The problem: Gather every line from the entries below that includes "zapnou".

*** Given data

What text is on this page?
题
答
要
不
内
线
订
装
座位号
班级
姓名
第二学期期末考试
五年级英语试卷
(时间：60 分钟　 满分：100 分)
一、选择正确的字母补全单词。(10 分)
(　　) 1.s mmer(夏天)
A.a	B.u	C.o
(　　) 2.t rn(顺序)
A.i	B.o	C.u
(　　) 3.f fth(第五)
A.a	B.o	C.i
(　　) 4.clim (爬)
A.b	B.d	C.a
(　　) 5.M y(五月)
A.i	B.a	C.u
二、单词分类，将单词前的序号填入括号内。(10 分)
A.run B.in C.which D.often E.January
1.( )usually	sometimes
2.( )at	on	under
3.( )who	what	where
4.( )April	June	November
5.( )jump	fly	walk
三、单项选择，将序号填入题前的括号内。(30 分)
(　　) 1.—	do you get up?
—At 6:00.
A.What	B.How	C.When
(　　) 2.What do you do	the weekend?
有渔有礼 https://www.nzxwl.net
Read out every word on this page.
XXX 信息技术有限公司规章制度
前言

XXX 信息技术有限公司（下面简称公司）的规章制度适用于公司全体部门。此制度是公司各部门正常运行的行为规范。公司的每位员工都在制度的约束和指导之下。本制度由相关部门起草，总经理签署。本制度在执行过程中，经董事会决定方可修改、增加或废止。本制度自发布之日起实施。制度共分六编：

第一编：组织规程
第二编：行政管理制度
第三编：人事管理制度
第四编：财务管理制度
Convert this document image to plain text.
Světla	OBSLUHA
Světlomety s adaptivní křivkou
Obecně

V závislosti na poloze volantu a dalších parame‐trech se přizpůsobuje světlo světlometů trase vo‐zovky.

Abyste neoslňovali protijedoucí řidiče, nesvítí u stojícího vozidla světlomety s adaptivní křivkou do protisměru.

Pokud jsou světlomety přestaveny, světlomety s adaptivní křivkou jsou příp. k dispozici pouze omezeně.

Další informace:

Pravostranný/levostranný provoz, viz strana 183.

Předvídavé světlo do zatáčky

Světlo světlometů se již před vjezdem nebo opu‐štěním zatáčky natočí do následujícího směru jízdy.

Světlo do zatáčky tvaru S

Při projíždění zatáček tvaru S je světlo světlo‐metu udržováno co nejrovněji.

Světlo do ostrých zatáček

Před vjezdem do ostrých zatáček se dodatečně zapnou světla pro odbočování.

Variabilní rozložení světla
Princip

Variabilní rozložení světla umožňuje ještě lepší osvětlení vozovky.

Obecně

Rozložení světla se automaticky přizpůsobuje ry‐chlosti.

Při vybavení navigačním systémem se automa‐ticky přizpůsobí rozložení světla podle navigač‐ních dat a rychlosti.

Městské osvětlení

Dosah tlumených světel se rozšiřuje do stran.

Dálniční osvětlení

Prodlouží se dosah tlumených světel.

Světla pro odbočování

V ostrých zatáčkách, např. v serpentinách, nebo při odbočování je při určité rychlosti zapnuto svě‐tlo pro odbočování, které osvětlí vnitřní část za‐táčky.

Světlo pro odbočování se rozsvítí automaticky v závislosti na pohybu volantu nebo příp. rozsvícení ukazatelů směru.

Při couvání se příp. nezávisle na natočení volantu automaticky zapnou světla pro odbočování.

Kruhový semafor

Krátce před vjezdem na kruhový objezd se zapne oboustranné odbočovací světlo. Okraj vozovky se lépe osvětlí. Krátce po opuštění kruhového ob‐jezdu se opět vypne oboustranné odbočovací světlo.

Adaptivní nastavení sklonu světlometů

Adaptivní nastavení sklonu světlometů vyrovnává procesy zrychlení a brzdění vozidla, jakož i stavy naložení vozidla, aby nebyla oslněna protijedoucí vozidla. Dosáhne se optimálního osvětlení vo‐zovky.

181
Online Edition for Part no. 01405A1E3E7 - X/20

******

Task output:
Před vjezdem do ostrých zatáček se dodatečně zapnou světla pro odbočování.
Při couvání se příp. nezávisle na natočení volantu automaticky zapnou světla pro odbočování.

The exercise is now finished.